■ Excerpt from a dataset:
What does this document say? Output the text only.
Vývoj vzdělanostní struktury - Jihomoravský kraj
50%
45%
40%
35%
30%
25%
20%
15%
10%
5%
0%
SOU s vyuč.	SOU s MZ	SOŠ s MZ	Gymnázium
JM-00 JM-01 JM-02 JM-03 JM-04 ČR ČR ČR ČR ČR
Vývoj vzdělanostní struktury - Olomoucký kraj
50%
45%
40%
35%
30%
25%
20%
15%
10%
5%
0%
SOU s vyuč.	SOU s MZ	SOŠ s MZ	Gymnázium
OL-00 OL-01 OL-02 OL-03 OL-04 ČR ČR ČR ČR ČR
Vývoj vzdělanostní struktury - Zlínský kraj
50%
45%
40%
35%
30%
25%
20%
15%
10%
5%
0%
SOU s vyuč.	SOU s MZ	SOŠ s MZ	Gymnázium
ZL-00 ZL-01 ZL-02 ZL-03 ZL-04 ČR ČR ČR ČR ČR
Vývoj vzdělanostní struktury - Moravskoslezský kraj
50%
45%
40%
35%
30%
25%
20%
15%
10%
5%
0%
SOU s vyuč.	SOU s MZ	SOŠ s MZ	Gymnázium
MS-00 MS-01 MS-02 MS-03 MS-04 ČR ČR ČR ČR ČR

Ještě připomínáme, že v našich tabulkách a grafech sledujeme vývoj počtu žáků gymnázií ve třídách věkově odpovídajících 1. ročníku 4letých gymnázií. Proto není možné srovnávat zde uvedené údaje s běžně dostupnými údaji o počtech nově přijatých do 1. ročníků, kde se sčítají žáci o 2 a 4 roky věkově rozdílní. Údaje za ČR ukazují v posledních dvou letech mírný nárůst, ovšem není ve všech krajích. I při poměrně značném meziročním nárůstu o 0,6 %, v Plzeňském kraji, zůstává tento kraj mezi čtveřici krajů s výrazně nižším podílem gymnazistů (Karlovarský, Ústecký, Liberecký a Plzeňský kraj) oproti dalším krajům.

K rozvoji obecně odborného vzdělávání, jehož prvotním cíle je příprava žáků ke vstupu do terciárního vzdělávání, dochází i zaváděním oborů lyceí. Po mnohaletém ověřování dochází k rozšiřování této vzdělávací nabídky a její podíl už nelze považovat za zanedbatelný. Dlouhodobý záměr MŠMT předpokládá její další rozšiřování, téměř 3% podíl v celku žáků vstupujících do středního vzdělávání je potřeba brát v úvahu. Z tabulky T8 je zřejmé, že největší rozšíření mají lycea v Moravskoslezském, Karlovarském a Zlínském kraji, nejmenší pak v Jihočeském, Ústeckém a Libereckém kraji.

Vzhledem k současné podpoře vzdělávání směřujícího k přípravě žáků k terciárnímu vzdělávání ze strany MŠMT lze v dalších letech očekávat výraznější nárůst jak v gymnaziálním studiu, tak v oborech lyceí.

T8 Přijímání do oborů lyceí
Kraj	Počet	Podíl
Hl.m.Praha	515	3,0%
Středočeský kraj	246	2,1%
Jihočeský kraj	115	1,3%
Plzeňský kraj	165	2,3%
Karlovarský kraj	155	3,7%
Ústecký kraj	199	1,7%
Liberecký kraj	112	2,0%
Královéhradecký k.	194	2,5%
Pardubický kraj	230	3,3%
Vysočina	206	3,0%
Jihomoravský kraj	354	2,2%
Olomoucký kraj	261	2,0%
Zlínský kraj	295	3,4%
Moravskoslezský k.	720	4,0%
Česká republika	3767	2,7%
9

■ Problem requirements:
Count every line of the material above that holds the string "Karlovarský", then state only the total.

■ Answer:
2